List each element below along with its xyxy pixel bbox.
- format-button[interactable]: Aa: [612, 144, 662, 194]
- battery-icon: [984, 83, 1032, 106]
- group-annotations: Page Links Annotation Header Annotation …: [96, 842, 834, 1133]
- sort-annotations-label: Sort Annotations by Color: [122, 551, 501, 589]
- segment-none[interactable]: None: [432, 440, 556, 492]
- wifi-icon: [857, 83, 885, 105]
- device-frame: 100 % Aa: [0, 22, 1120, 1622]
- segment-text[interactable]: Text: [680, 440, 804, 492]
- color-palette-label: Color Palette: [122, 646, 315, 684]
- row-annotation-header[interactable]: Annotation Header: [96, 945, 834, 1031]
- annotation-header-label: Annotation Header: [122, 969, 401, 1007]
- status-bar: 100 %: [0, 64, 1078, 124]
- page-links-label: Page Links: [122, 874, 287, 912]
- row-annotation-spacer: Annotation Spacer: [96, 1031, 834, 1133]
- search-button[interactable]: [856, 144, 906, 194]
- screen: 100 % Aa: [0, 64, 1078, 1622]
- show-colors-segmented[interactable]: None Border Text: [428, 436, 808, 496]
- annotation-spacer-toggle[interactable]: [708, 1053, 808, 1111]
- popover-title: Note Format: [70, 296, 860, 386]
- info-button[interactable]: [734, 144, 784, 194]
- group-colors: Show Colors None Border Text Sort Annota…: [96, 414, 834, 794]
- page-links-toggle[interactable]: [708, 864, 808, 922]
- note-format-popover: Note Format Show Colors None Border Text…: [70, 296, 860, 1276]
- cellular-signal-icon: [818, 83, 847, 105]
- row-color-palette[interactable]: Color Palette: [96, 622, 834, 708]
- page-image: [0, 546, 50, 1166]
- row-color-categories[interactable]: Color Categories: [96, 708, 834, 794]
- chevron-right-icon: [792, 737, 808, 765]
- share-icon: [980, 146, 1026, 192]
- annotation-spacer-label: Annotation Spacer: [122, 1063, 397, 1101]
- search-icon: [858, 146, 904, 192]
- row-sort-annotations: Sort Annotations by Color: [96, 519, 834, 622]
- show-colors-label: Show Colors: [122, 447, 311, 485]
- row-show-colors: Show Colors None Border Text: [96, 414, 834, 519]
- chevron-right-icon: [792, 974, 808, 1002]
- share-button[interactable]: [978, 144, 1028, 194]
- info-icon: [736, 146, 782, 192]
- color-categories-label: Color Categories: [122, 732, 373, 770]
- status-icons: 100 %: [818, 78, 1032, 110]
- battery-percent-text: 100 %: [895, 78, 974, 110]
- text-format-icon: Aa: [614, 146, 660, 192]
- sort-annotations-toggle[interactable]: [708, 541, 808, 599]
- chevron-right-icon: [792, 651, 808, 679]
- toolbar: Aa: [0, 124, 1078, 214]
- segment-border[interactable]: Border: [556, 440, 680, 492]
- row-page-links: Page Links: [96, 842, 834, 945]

-=-=-

Could you output the lines of the records exactly, from the start of the records through the line containing "- share-icon: [980, 146, 1026, 192]", both ends included?

List each element below along with its xyxy pixel bbox.
- format-button[interactable]: Aa: [612, 144, 662, 194]
- battery-icon: [984, 83, 1032, 106]
- group-annotations: Page Links Annotation Header Annotation …: [96, 842, 834, 1133]
- sort-annotations-label: Sort Annotations by Color: [122, 551, 501, 589]
- segment-none[interactable]: None: [432, 440, 556, 492]
- wifi-icon: [857, 83, 885, 105]
- device-frame: 100 % Aa: [0, 22, 1120, 1622]
- segment-text[interactable]: Text: [680, 440, 804, 492]
- color-palette-label: Color Palette: [122, 646, 315, 684]
- row-annotation-header[interactable]: Annotation Header: [96, 945, 834, 1031]
- annotation-header-label: Annotation Header: [122, 969, 401, 1007]
- status-bar: 100 %: [0, 64, 1078, 124]
- page-links-label: Page Links: [122, 874, 287, 912]
- row-annotation-spacer: Annotation Spacer: [96, 1031, 834, 1133]
- search-button[interactable]: [856, 144, 906, 194]
- screen: 100 % Aa: [0, 64, 1078, 1622]
- show-colors-segmented[interactable]: None Border Text: [428, 436, 808, 496]
- annotation-spacer-toggle[interactable]: [708, 1053, 808, 1111]
- popover-title: Note Format: [70, 296, 860, 386]
- info-button[interactable]: [734, 144, 784, 194]
- group-colors: Show Colors None Border Text Sort Annota…: [96, 414, 834, 794]
- page-links-toggle[interactable]: [708, 864, 808, 922]
- note-format-popover: Note Format Show Colors None Border Text…: [70, 296, 860, 1276]
- cellular-signal-icon: [818, 83, 847, 105]
- row-color-palette[interactable]: Color Palette: [96, 622, 834, 708]
- page-image: [0, 546, 50, 1166]
- row-color-categories[interactable]: Color Categories: [96, 708, 834, 794]
- chevron-right-icon: [792, 737, 808, 765]
- share-icon: [980, 146, 1026, 192]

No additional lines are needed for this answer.